## Begin DATA FOR THIS EXERCISE
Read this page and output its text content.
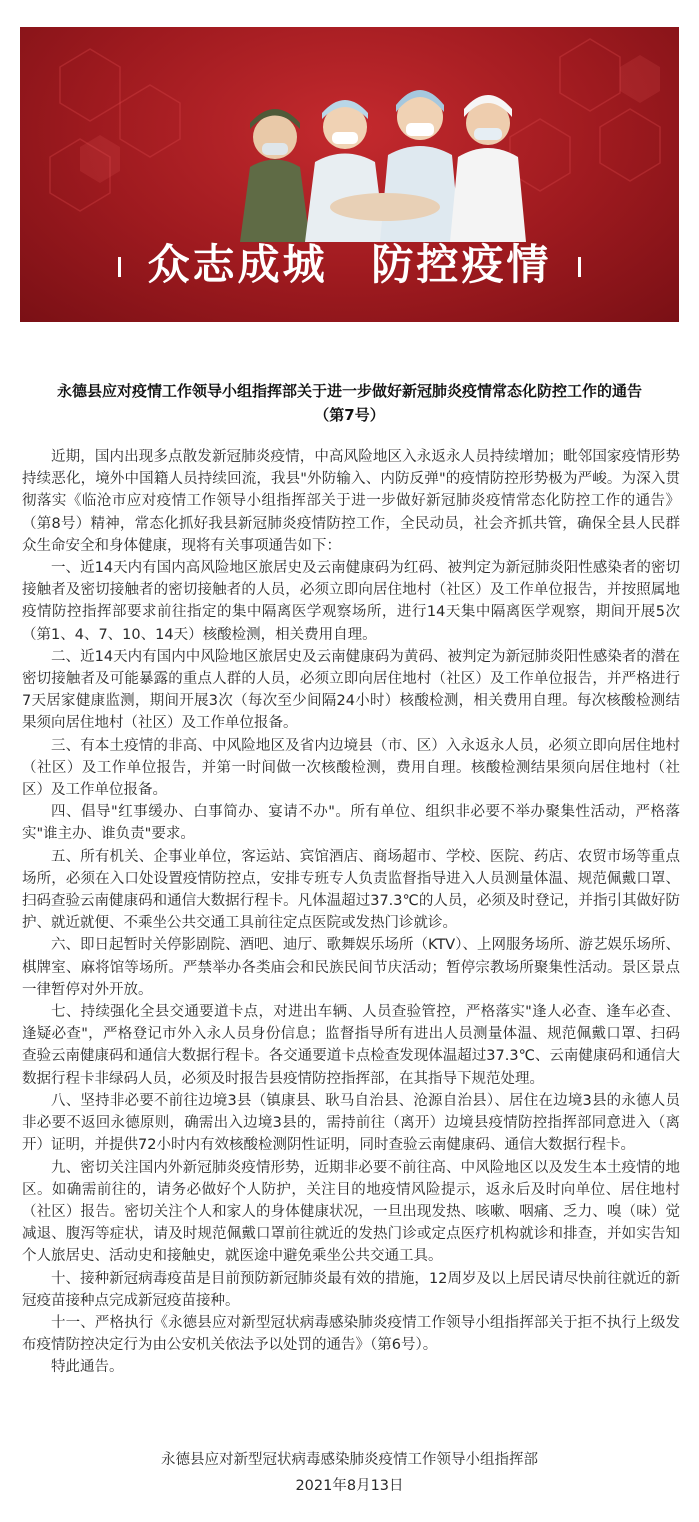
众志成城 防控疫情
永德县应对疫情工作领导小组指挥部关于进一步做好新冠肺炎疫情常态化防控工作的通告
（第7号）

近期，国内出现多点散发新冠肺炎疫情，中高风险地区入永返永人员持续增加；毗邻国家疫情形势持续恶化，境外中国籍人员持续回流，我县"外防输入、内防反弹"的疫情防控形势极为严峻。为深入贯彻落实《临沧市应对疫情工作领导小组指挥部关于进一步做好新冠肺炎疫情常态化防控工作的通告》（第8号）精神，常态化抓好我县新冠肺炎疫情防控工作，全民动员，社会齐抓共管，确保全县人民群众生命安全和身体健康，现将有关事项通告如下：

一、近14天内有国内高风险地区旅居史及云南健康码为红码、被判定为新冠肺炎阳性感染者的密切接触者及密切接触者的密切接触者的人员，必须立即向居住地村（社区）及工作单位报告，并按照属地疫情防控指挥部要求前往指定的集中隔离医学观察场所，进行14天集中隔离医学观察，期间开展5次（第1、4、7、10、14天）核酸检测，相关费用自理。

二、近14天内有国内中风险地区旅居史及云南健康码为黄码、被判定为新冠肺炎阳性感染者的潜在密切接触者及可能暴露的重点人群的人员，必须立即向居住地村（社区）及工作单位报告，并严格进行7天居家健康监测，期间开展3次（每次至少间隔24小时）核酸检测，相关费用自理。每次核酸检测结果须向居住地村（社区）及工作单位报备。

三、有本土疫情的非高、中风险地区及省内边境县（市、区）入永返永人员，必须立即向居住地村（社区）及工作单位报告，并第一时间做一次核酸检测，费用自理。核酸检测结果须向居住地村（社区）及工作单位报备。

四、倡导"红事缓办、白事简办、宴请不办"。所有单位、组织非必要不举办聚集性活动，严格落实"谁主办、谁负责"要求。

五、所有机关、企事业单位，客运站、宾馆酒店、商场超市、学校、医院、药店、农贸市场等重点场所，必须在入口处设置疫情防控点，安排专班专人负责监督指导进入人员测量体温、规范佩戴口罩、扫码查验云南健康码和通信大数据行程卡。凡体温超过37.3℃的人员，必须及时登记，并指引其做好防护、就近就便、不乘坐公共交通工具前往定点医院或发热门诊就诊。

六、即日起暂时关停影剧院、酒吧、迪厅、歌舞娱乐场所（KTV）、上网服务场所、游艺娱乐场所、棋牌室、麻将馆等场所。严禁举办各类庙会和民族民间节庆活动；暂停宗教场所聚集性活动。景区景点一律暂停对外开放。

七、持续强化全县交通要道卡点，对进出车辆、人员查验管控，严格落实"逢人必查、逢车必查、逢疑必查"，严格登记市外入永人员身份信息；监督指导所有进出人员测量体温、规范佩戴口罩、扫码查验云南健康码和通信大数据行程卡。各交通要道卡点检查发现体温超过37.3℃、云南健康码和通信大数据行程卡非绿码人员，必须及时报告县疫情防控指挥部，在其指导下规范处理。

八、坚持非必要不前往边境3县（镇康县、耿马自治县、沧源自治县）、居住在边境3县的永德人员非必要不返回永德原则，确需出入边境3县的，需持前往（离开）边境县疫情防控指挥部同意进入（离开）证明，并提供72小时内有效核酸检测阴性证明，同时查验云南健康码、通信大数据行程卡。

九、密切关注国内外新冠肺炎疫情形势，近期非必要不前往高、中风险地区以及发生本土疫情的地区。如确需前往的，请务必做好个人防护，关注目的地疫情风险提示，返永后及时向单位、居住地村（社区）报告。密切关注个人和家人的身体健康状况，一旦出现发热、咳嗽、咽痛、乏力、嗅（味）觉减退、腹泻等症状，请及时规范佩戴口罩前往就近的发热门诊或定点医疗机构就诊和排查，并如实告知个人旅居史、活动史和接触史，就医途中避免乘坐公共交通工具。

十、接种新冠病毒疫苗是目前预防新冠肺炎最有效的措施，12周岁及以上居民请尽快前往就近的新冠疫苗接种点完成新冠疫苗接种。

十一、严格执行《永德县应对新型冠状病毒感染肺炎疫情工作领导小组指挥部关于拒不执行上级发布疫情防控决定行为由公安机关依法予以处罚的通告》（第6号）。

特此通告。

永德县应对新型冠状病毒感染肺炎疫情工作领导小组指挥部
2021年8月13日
## End DATA FOR THIS EXERCISE
## Begin DATA FOR THIS EXERCISE
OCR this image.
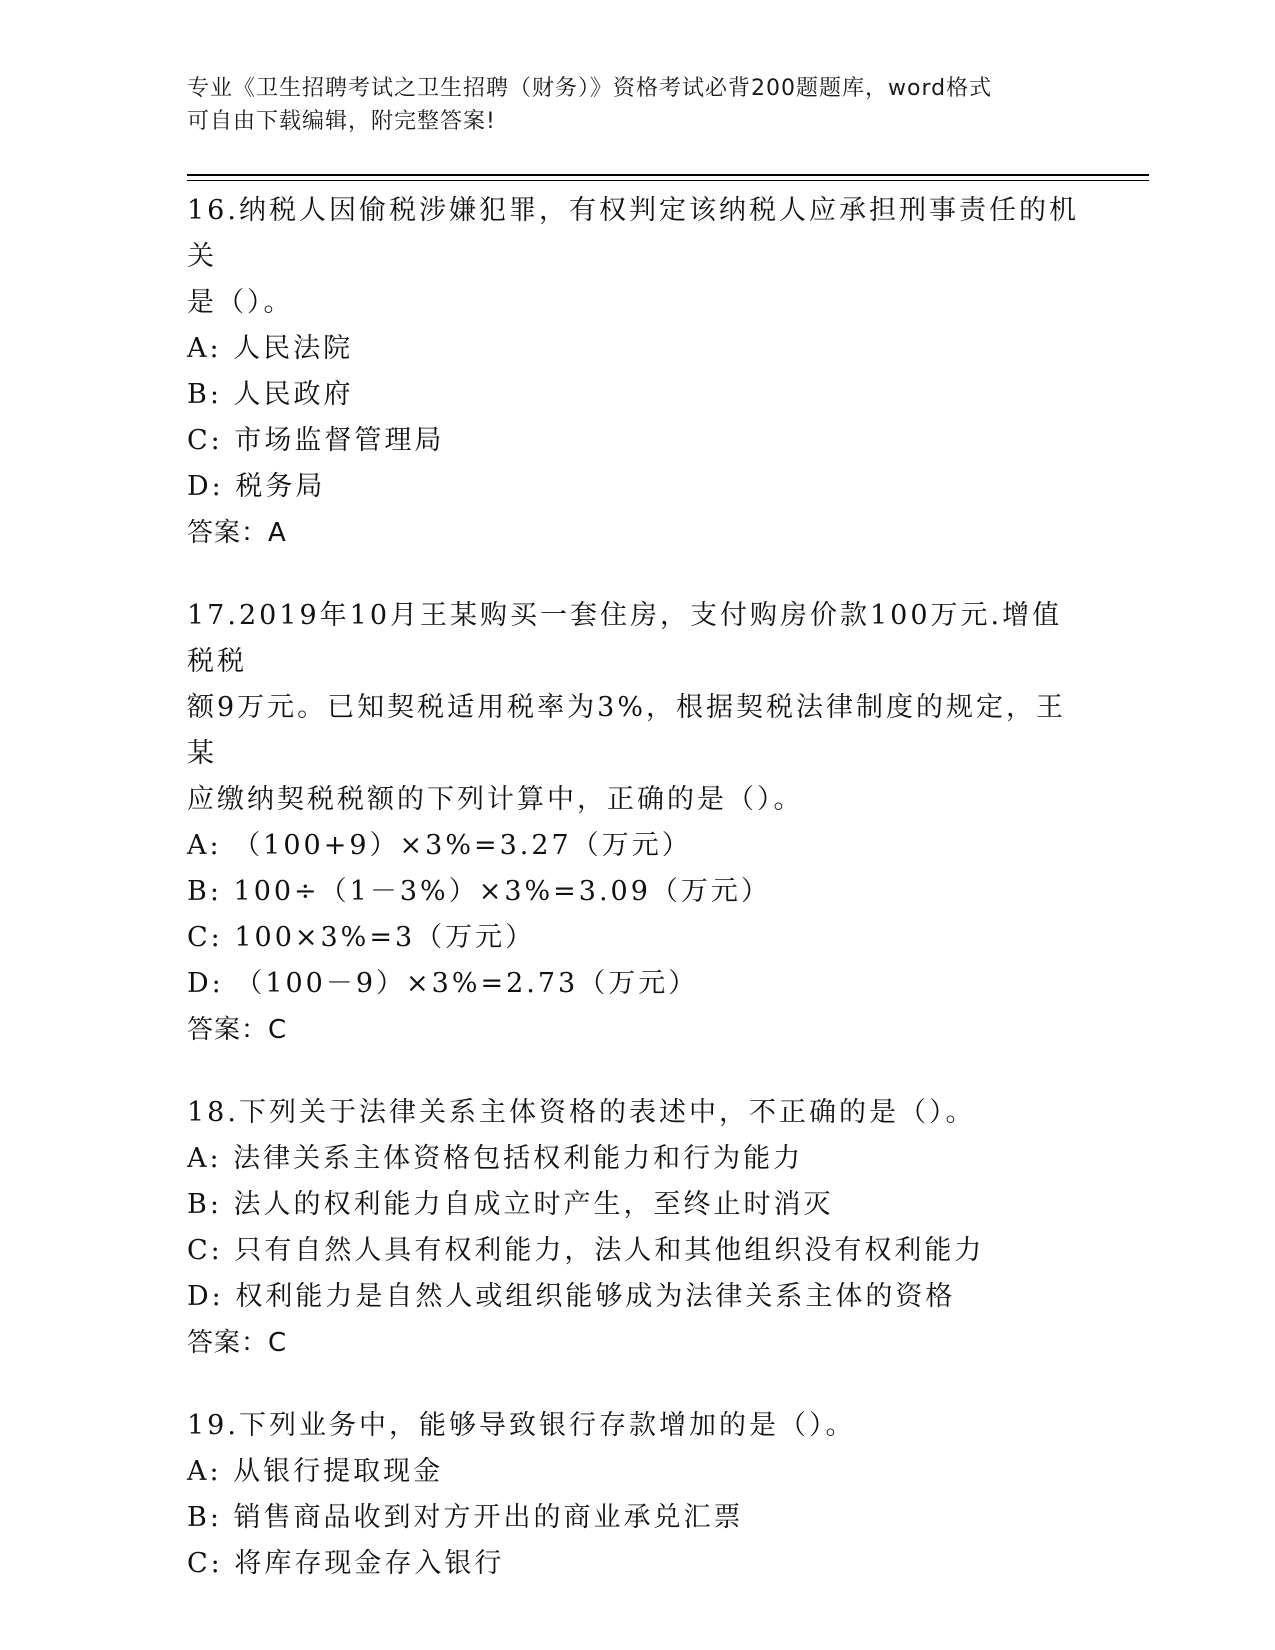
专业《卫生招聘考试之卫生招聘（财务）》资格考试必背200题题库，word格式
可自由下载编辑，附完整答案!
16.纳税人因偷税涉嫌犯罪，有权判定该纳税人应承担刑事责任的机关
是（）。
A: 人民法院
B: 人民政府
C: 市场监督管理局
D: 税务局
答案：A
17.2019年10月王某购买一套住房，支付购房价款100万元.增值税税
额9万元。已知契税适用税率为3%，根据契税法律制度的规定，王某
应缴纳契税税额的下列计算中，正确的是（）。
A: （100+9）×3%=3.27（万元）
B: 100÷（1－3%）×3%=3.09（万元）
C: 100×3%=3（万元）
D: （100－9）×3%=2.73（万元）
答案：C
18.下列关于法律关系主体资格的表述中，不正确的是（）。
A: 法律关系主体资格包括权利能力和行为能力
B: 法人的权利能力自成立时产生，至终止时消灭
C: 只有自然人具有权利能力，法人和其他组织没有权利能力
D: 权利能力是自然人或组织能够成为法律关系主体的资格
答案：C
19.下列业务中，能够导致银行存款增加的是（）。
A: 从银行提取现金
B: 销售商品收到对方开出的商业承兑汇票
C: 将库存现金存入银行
## End DATA FOR THIS EXERCISE
## Begin DATA FOR THIS EXERCISE
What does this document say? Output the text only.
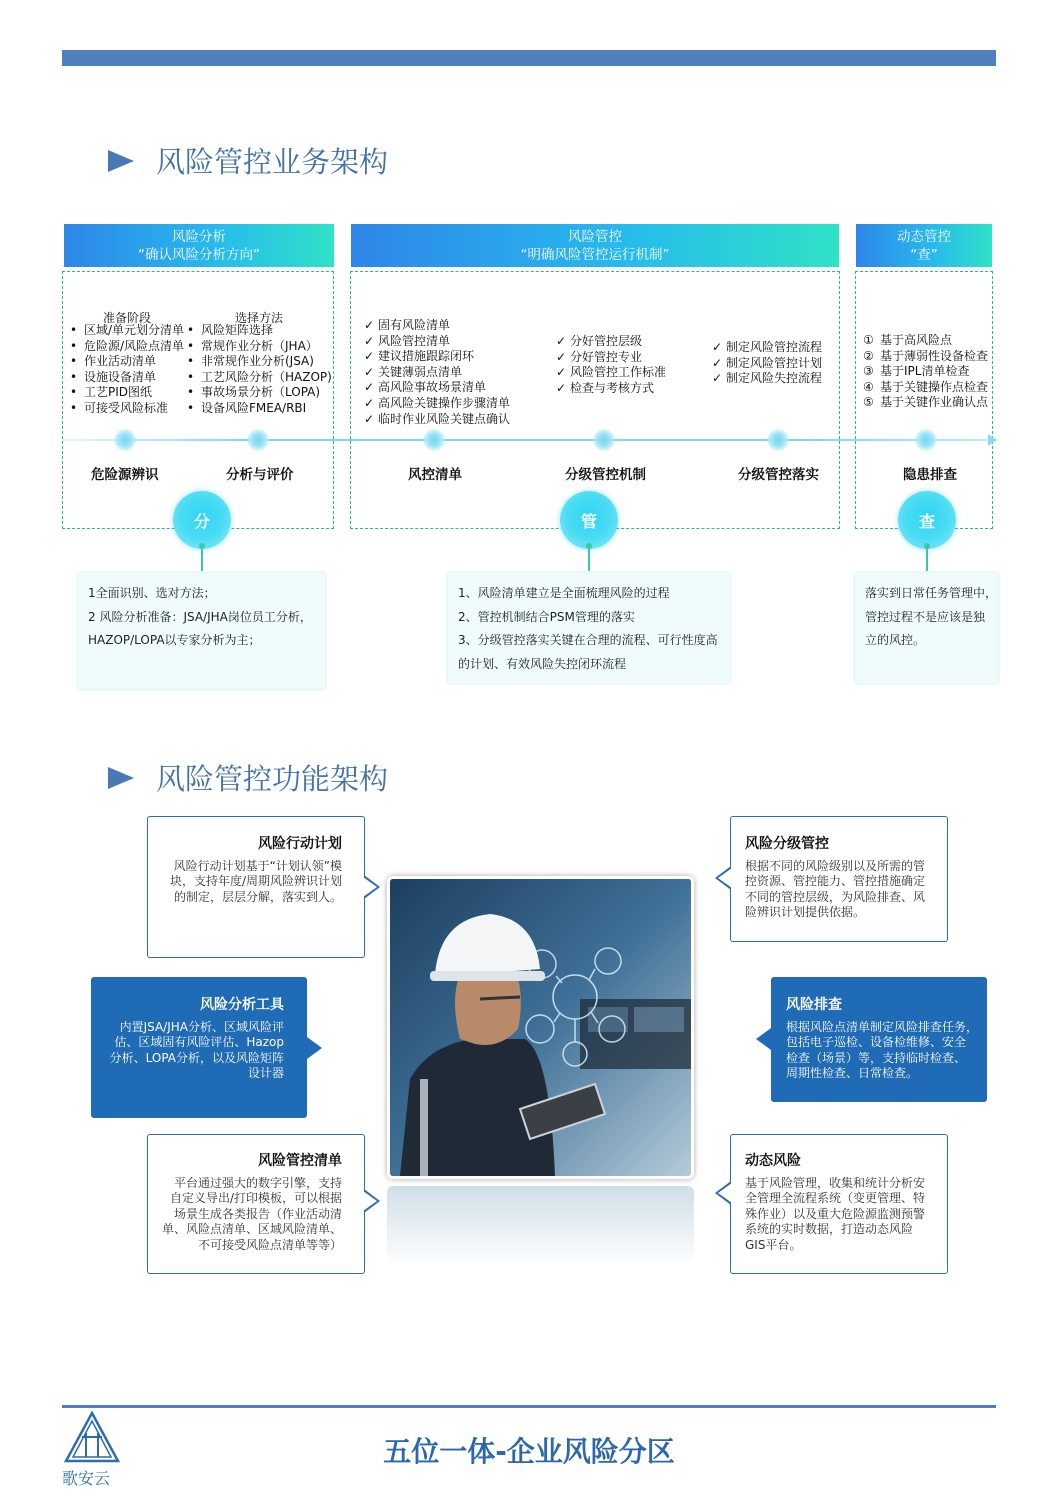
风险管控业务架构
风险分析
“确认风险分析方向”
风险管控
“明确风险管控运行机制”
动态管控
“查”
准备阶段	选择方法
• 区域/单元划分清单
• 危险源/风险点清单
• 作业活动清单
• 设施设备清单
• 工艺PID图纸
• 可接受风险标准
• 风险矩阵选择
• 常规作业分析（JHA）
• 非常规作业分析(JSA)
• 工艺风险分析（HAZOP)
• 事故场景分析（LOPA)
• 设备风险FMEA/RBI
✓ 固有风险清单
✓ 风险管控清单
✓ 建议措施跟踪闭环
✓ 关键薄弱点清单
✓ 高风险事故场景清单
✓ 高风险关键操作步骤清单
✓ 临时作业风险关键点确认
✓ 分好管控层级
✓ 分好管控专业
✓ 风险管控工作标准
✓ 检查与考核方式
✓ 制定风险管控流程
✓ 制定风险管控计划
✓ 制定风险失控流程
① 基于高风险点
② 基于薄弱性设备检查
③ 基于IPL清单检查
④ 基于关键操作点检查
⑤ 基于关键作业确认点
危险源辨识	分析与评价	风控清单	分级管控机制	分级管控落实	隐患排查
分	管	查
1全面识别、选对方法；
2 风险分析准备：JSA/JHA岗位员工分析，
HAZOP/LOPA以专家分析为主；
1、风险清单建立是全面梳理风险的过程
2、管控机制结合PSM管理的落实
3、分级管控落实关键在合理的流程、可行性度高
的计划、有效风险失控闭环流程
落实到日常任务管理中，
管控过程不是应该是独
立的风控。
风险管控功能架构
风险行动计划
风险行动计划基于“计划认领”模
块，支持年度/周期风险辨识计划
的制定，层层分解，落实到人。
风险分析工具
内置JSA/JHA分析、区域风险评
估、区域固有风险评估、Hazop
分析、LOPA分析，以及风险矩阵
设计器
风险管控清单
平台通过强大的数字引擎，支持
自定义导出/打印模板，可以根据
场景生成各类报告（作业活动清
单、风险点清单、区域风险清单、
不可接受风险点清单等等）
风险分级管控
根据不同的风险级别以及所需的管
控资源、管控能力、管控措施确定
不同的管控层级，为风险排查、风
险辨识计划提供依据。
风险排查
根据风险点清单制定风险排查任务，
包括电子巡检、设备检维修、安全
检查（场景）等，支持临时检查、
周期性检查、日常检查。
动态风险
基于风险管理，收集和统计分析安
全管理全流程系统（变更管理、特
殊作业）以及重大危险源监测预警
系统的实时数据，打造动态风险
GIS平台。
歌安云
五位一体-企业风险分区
## End DATA FOR THIS EXERCISE
- WHAT TO DO:
Check each line of the records above for "扫码查验云南健康码和通信大数据行程卡", and copy those that have it.

- RESPONSE:
五、所有机关、企事业单位，客运站、宾馆酒店、商场超市、学校、医院、药店、农贸市场等重点场所，必须在入口处设置疫情防控点，安排专班专人负责监督指导进入人员测量体温、规范佩戴口罩、扫码查验云南健康码和通信大数据行程卡。凡体温超过37.3℃的人员，必须及时登记，并指引其做好防护、就近就便、不乘坐公共交通工具前往定点医院或发热门诊就诊。
七、持续强化全县交通要道卡点，对进出车辆、人员查验管控，严格落实"逢人必查、逢车必查、逢疑必查"，严格登记市外入永人员身份信息；监督指导所有进出人员测量体温、规范佩戴口罩、扫码查验云南健康码和通信大数据行程卡。各交通要道卡点检查发现体温超过37.3℃、云南健康码和通信大数据行程卡非绿码人员，必须及时报告县疫情防控指挥部，在其指导下规范处理。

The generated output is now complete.